## WORK TO COMPLETE
Transcribe the records that follow in their entirety, omitting any pictures.

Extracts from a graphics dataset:
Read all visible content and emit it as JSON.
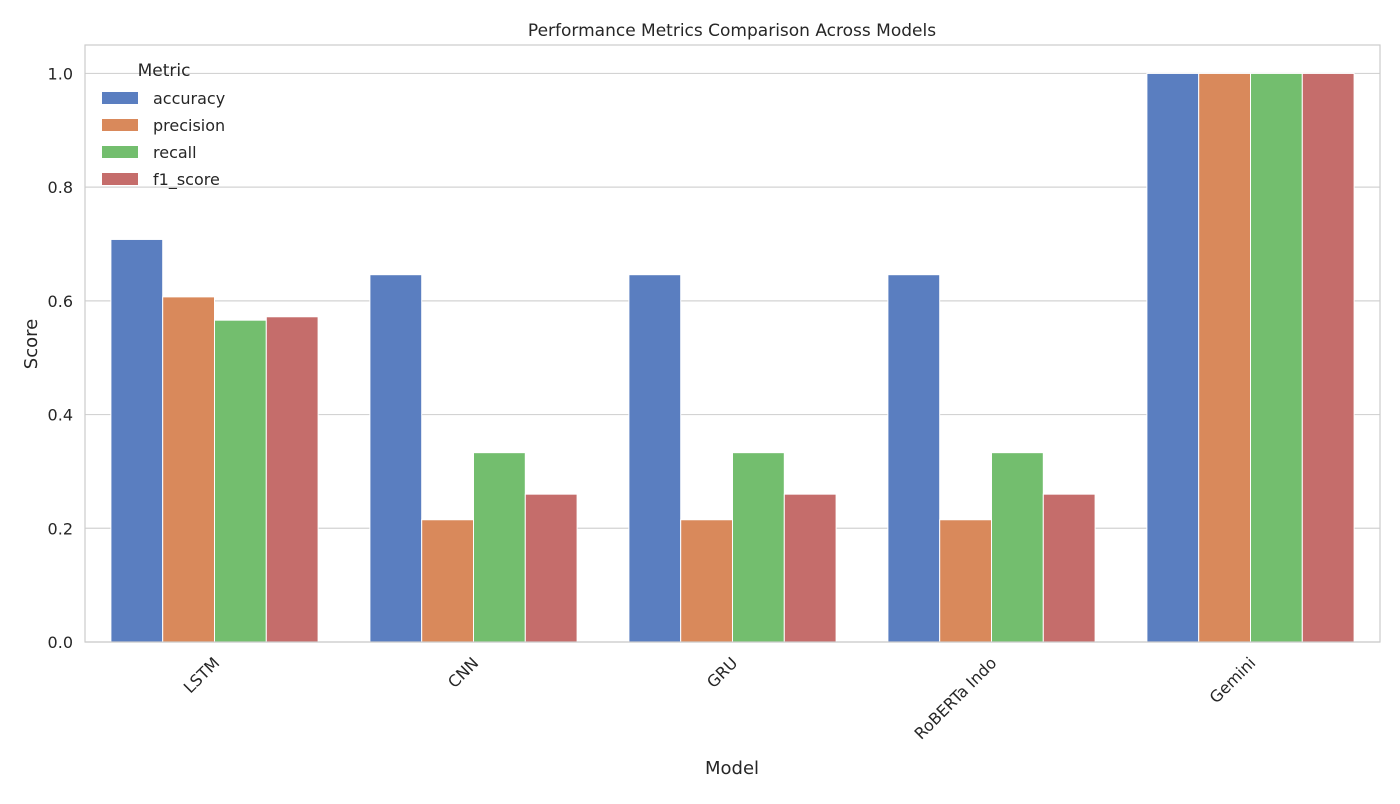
{
  "chart_data": {
    "type": "bar",
    "title": "Performance Metrics Comparison Across Models",
    "xlabel": "Model",
    "ylabel": "Score",
    "ylim": [
      0,
      1.05
    ],
    "yticks": [
      "0.0",
      "0.2",
      "0.4",
      "0.6",
      "0.8",
      "1.0"
    ],
    "grid": true,
    "categories": [
      "LSTM",
      "CNN",
      "GRU",
      "RoBERTa Indo",
      "Gemini"
    ],
    "legend": {
      "title": "Metric",
      "placement": "top-left"
    },
    "series": [
      {
        "name": "accuracy",
        "color": "#5a7ec0",
        "values": [
          0.708,
          0.646,
          0.646,
          0.646,
          1.0
        ]
      },
      {
        "name": "precision",
        "color": "#d9895b",
        "values": [
          0.607,
          0.215,
          0.215,
          0.215,
          1.0
        ]
      },
      {
        "name": "recall",
        "color": "#73be6e",
        "values": [
          0.566,
          0.333,
          0.333,
          0.333,
          1.0
        ]
      },
      {
        "name": "f1_score",
        "color": "#c56d6b",
        "values": [
          0.572,
          0.26,
          0.26,
          0.26,
          1.0
        ]
      }
    ]
  }
}
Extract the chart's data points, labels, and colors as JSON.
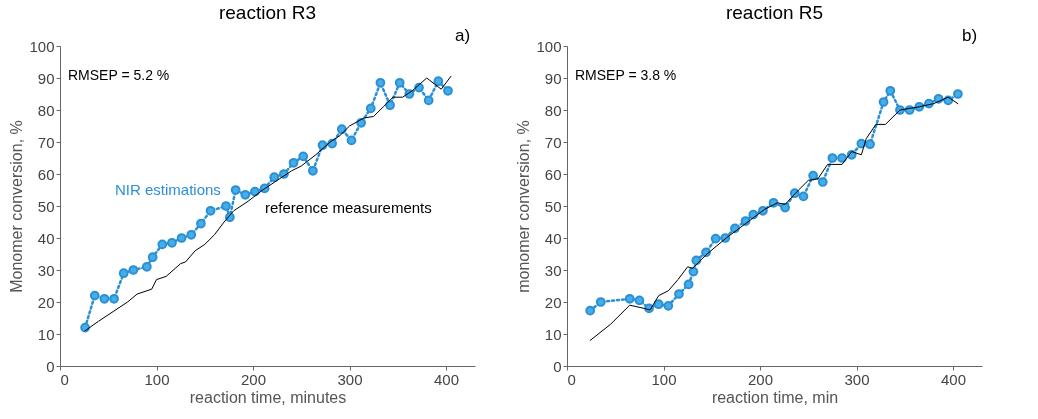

## WRITTEN ANSWER
Read all visible content and emit it as JSON.
{
  "chart_data": {
    "type": "bar",
    "title": "Performance Metrics Comparison Across Models",
    "xlabel": "Model",
    "ylabel": "Score",
    "ylim": [
      0,
      1.05
    ],
    "yticks": [
      "0.0",
      "0.2",
      "0.4",
      "0.6",
      "0.8",
      "1.0"
    ],
    "grid": true,
    "categories": [
      "LSTM",
      "CNN",
      "GRU",
      "RoBERTa Indo",
      "Gemini"
    ],
    "legend": {
      "title": "Metric",
      "placement": "top-left"
    },
    "series": [
      {
        "name": "accuracy",
        "color": "#5a7ec0",
        "values": [
          0.708,
          0.646,
          0.646,
          0.646,
          1.0
        ]
      },
      {
        "name": "precision",
        "color": "#d9895b",
        "values": [
          0.607,
          0.215,
          0.215,
          0.215,
          1.0
        ]
      },
      {
        "name": "recall",
        "color": "#73be6e",
        "values": [
          0.566,
          0.333,
          0.333,
          0.333,
          1.0
        ]
      },
      {
        "name": "f1_score",
        "color": "#c56d6b",
        "values": [
          0.572,
          0.26,
          0.26,
          0.26,
          1.0
        ]
      }
    ]
  }
}
Extract the chart's data points, labels, and colors as JSON.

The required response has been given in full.